EXERCISE INPUT |
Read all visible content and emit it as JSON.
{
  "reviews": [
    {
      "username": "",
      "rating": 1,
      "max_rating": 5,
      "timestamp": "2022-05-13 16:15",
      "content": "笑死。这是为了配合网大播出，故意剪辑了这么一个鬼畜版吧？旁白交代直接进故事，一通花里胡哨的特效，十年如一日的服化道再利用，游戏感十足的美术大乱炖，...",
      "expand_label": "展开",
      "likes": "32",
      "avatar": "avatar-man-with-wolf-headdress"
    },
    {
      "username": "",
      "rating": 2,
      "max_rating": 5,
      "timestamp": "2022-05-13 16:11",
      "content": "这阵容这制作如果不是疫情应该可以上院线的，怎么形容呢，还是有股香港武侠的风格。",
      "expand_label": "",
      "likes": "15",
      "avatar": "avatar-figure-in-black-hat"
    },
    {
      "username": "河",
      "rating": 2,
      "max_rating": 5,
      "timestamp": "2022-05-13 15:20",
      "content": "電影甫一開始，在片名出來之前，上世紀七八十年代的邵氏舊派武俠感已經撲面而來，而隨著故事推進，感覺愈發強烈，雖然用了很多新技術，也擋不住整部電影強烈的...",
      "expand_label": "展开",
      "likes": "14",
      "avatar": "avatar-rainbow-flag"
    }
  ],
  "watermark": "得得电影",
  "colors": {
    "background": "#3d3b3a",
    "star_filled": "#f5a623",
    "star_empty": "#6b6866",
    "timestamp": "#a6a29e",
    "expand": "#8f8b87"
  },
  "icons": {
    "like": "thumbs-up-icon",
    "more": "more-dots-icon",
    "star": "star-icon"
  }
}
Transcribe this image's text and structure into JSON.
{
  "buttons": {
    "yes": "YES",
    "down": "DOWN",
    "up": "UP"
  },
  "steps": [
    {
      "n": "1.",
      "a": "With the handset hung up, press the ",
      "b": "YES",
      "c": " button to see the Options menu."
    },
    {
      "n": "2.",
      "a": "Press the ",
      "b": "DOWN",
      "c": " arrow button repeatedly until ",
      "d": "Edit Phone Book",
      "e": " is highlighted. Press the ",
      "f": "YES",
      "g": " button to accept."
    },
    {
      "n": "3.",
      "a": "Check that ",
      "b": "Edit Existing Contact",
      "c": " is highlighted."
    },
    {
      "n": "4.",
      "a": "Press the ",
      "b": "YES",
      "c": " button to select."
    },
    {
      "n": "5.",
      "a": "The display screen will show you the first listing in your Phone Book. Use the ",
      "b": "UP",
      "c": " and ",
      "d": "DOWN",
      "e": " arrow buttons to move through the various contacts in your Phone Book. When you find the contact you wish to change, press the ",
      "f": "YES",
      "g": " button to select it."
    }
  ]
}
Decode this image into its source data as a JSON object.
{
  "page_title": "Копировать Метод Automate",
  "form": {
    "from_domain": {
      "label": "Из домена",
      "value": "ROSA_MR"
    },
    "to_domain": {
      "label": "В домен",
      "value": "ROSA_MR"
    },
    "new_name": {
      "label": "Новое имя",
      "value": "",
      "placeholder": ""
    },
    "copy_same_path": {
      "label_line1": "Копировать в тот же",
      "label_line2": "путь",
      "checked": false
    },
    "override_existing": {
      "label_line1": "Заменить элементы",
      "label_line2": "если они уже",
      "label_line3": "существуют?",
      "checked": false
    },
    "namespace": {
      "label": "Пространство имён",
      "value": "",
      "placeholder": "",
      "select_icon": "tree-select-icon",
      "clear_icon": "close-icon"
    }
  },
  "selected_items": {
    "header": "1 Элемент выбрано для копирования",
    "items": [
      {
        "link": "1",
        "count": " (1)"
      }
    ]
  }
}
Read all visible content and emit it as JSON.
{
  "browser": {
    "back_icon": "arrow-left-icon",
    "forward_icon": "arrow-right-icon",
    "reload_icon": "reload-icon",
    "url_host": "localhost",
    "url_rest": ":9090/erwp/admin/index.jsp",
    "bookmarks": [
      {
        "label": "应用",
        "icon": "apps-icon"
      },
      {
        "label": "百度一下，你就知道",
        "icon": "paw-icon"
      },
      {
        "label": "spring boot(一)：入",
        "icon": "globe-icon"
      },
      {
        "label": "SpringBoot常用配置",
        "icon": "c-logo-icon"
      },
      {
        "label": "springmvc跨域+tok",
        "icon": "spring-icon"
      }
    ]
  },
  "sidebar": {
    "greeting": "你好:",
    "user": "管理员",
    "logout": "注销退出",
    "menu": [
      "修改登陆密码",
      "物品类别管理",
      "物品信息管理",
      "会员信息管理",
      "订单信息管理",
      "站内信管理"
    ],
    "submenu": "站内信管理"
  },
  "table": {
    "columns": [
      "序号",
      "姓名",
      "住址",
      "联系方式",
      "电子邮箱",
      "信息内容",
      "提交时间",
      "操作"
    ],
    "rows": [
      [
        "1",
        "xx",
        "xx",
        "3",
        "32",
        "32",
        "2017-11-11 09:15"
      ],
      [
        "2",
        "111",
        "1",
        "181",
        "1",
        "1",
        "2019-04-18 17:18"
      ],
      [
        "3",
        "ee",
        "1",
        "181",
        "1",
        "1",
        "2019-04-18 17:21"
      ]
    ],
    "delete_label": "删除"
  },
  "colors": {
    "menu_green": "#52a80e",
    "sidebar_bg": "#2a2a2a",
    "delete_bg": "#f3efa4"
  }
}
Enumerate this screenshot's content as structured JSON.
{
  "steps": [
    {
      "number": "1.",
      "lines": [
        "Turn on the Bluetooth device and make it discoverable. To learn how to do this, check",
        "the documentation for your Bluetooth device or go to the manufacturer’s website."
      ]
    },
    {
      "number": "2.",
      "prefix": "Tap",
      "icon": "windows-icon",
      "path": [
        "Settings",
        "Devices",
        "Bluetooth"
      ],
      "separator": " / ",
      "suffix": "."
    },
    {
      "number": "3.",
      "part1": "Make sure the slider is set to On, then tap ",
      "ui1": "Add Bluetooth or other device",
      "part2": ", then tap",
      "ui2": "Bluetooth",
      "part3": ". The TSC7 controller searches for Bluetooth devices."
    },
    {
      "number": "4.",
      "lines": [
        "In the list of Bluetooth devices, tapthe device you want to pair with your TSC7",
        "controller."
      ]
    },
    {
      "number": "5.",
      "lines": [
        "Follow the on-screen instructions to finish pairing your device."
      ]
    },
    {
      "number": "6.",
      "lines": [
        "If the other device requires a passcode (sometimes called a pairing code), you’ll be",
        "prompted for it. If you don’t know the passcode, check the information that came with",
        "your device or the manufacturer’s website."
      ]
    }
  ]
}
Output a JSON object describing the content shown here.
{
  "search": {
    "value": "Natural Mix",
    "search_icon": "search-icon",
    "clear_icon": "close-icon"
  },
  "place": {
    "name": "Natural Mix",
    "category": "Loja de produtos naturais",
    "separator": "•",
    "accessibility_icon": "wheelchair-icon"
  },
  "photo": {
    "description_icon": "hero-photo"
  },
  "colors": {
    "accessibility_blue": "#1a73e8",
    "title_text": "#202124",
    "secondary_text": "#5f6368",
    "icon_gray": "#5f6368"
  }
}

TASK DIRECTIONS |
Take the line with "Output a JSON" and all lines after it to the last line, and reproduce them exactly.

IN RESPONSE |
Output a JSON object describing the content shown here.
{
  "search": {
    "value": "Natural Mix",
    "search_icon": "search-icon",
    "clear_icon": "close-icon"
  },
  "place": {
    "name": "Natural Mix",
    "category": "Loja de produtos naturais",
    "separator": "•",
    "accessibility_icon": "wheelchair-icon"
  },
  "photo": {
    "description_icon": "hero-photo"
  },
  "colors": {
    "accessibility_blue": "#1a73e8",
    "title_text": "#202124",
    "secondary_text": "#5f6368",
    "icon_gray": "#5f6368"
  }
}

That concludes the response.